Requirements:
Rewrite the entire listing below as a JSON list of strings, one string per line, skipping blank lines. Leave the picture lines out of the result.

Data shown:
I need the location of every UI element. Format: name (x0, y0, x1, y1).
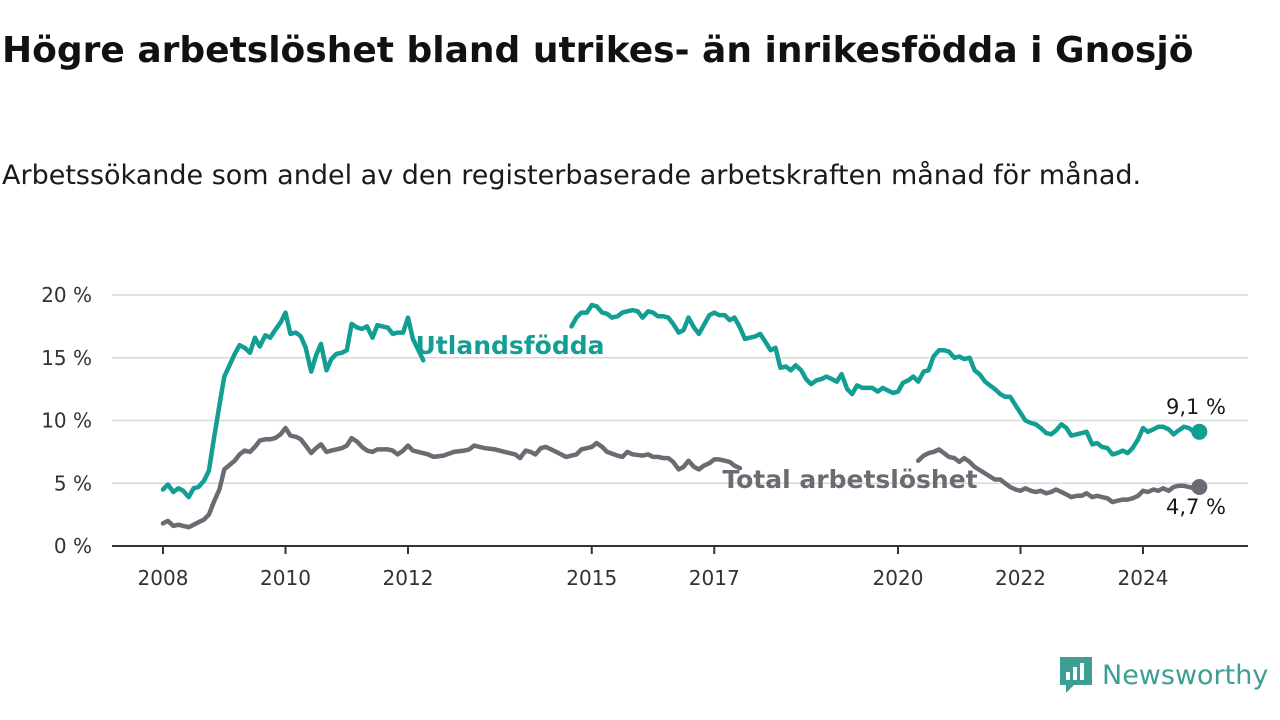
x-tick-label: 2008 (138, 566, 189, 590)
x-tick-label: 2015 (566, 566, 617, 590)
y-tick-label: 5 % (54, 471, 92, 495)
y-axis-ticks: 0 % 5 % 10 % 15 % 20 % (41, 283, 92, 558)
total-unemployment-line (915, 447, 1202, 505)
end-value-label-total: 4,7 % (1166, 495, 1226, 519)
y-tick-label: 20 % (41, 283, 92, 307)
x-tick-label: 2020 (873, 566, 924, 590)
chart-title: Högre arbetslöshet bland utrikes- än inr… (2, 30, 1194, 71)
foreign-born-line (569, 302, 1202, 457)
x-axis: 2008 2010 2012 2015 2017 2020 2022 2024 (112, 545, 1248, 590)
x-tick-label: 2022 (995, 566, 1046, 590)
chart-subtitle: Arbetssökande som andel av den registerb… (2, 160, 1142, 191)
x-tick-label: 2024 (1118, 566, 1169, 590)
y-tick-label: 0 % (54, 534, 92, 558)
newsworthy-logo-icon (1060, 657, 1092, 693)
y-tick-label: 10 % (41, 409, 92, 433)
total-unemployment-line (160, 425, 743, 530)
series-labels: Utlandsfödda Total arbetslöshet 9,1 % 4,7 % (416, 331, 1227, 519)
foreign-born-line (160, 310, 426, 500)
series-end-marker (1191, 479, 1208, 496)
series-lines (160, 302, 1208, 530)
x-tick-label: 2017 (689, 566, 740, 590)
y-tick-label: 15 % (41, 346, 92, 370)
series-end-marker (1191, 423, 1208, 440)
x-tick-label: 2012 (383, 566, 434, 590)
end-value-label-foreign-born: 9,1 % (1166, 395, 1226, 419)
series-label-total: Total arbetslöshet (722, 465, 977, 494)
brand-name: Newsworthy (1102, 659, 1269, 691)
grid-lines (112, 294, 1248, 484)
newsworthy-brand: Newsworthy (1058, 654, 1268, 696)
x-tick-label: 2010 (260, 566, 311, 590)
series-label-foreign-born: Utlandsfödda (416, 331, 605, 360)
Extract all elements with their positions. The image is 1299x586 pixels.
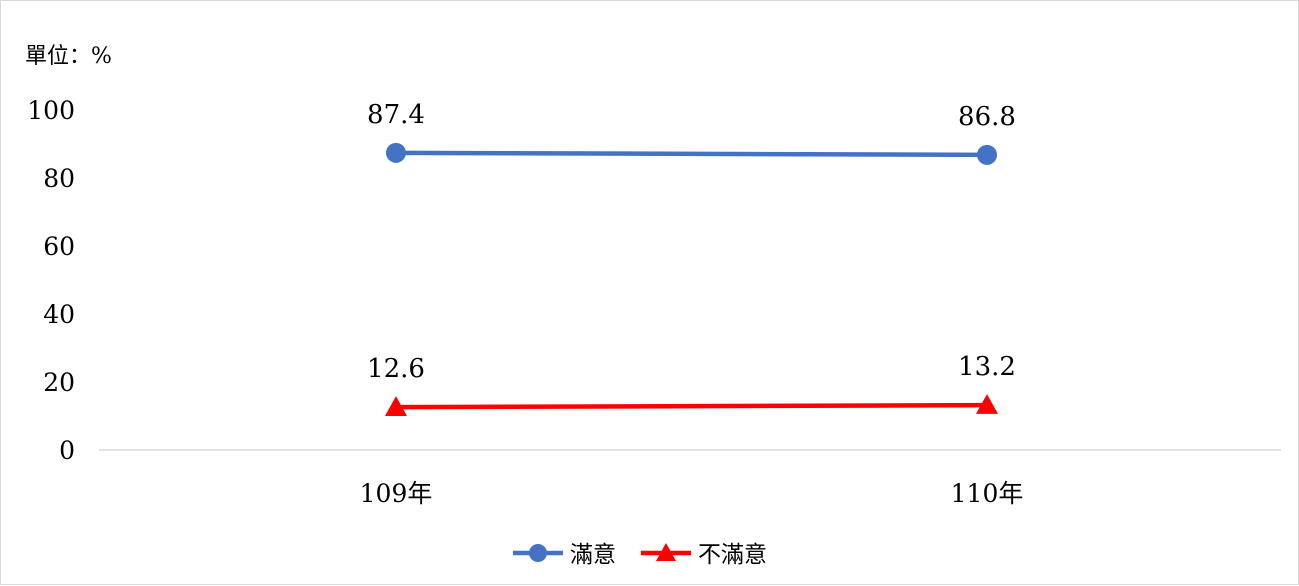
y-axis-ticks: 0 20 40 60 80 100 (27, 96, 75, 465)
data-label: 87.4 (367, 100, 425, 130)
data-label: 13.2 (958, 352, 1016, 382)
legend: 滿意 不滿意 (513, 542, 767, 568)
y-tick-label: 40 (43, 300, 75, 329)
y-tick-label: 20 (43, 368, 75, 397)
y-tick-label: 100 (27, 96, 75, 125)
y-tick-label: 80 (43, 164, 75, 193)
legend-marker-circle (529, 544, 547, 562)
legend-marker-triangle (656, 543, 676, 561)
legend-label: 滿意 (570, 542, 616, 568)
y-tick-label: 0 (59, 436, 75, 465)
y-tick-label: 60 (43, 232, 75, 261)
x-tick-label: 110年 (951, 479, 1024, 508)
series-line (393, 150, 990, 158)
data-point-triangle (976, 394, 998, 414)
x-tick-label: 109年 (360, 479, 433, 508)
x-axis-ticks: 109年 110年 (360, 479, 1024, 508)
unit-label: 單位：% (25, 44, 112, 69)
data-label: 12.6 (367, 354, 425, 384)
data-point-triangle (385, 396, 407, 416)
data-point-circle (386, 142, 406, 163)
series-layer: 87.4 86.8 12.6 13.2 (367, 100, 1016, 416)
data-label: 86.8 (958, 102, 1016, 132)
legend-label: 不滿意 (698, 542, 767, 568)
data-point-circle (977, 144, 997, 165)
series-line (393, 402, 990, 410)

Answer:
[
  "I need the location of every UI element. Format: name (x0, y0, x1, y1).",
  "x-tick-label: 2008 (138, 566, 189, 590)",
  "x-tick-label: 2015 (566, 566, 617, 590)",
  "y-tick-label: 5 % (54, 471, 92, 495)",
  "y-axis-ticks: 0 % 5 % 10 % 15 % 20 % (41, 283, 92, 558)",
  "total-unemployment-line (915, 447, 1202, 505)",
  "end-value-label-total: 4,7 % (1166, 495, 1226, 519)",
  "y-tick-label: 20 % (41, 283, 92, 307)",
  "x-tick-label: 2020 (873, 566, 924, 590)",
  "chart-title: Högre arbetslöshet bland utrikes- än inr… (2, 30, 1194, 71)",
  "foreign-born-line (569, 302, 1202, 457)",
  "x-axis: 2008 2010 2012 2015 2017 2020 2022 2024 (112, 545, 1248, 590)",
  "x-tick-label: 2022 (995, 566, 1046, 590)",
  "chart-subtitle: Arbetssökande som andel av den registerb… (2, 160, 1142, 191)",
  "x-tick-label: 2024 (1118, 566, 1169, 590)",
  "y-tick-label: 0 % (54, 534, 92, 558)",
  "newsworthy-logo-icon (1060, 657, 1092, 693)",
  "y-tick-label: 10 % (41, 409, 92, 433)",
  "total-unemployment-line (160, 425, 743, 530)",
  "series-labels: Utlandsfödda Total arbetslöshet 9,1 % 4,7 % (416, 331, 1227, 519)",
  "foreign-born-line (160, 310, 426, 500)",
  "series-end-marker (1191, 479, 1208, 496)",
  "series-lines (160, 302, 1208, 530)",
  "x-tick-label: 2017 (689, 566, 740, 590)",
  "y-tick-label: 15 % (41, 346, 92, 370)",
  "series-end-marker (1191, 423, 1208, 440)",
  "x-tick-label: 2012 (383, 566, 434, 590)",
  "end-value-label-foreign-born: 9,1 % (1166, 395, 1226, 419)",
  "series-label-total: Total arbetslöshet (722, 465, 977, 494)",
  "brand-name: Newsworthy (1102, 659, 1269, 691)",
  "grid-lines (112, 294, 1248, 484)",
  "newsworthy-brand: Newsworthy (1058, 654, 1268, 696)",
  "x-tick-label: 2010 (260, 566, 311, 590)",
  "series-label-foreign-born: Utlandsfödda (416, 331, 605, 360)",
  "Extract all elements with their positions. The image is 1299x586 pixels.",
  "y-axis-ticks: 0 20 40 60 80 100 (27, 96, 75, 465)",
  "data-label: 87.4 (367, 100, 425, 130)",
  "data-label: 13.2 (958, 352, 1016, 382)",
  "legend: 滿意 不滿意 (513, 542, 767, 568)",
  "y-tick-label: 40 (43, 300, 75, 329)",
  "y-tick-label: 20 (43, 368, 75, 397)",
  "y-tick-label: 100 (27, 96, 75, 125)",
  "y-tick-label: 80 (43, 164, 75, 193)",
  "legend-marker-circle (529, 544, 547, 562)",
  "legend-marker-triangle (656, 543, 676, 561)",
  "legend-label: 滿意 (570, 542, 616, 568)",
  "y-tick-label: 0 (59, 436, 75, 465)",
  "y-tick-label: 60 (43, 232, 75, 261)",
  "x-tick-label: 110年 (951, 479, 1024, 508)",
  "series-line (393, 150, 990, 158)",
  "data-point-triangle (976, 394, 998, 414)",
  "x-tick-label: 109年 (360, 479, 433, 508)",
  "x-axis-ticks: 109年 110年 (360, 479, 1024, 508)",
  "unit-label: 單位：% (25, 44, 112, 69)",
  "data-label: 12.6 (367, 354, 425, 384)",
  "data-point-triangle (385, 396, 407, 416)",
  "data-point-circle (386, 142, 406, 163)",
  "series-layer: 87.4 86.8 12.6 13.2 (367, 100, 1016, 416)",
  "data-label: 86.8 (958, 102, 1016, 132)",
  "legend-label: 不滿意 (698, 542, 767, 568)",
  "data-point-circle (977, 144, 997, 165)",
  "series-line (393, 402, 990, 410)"
]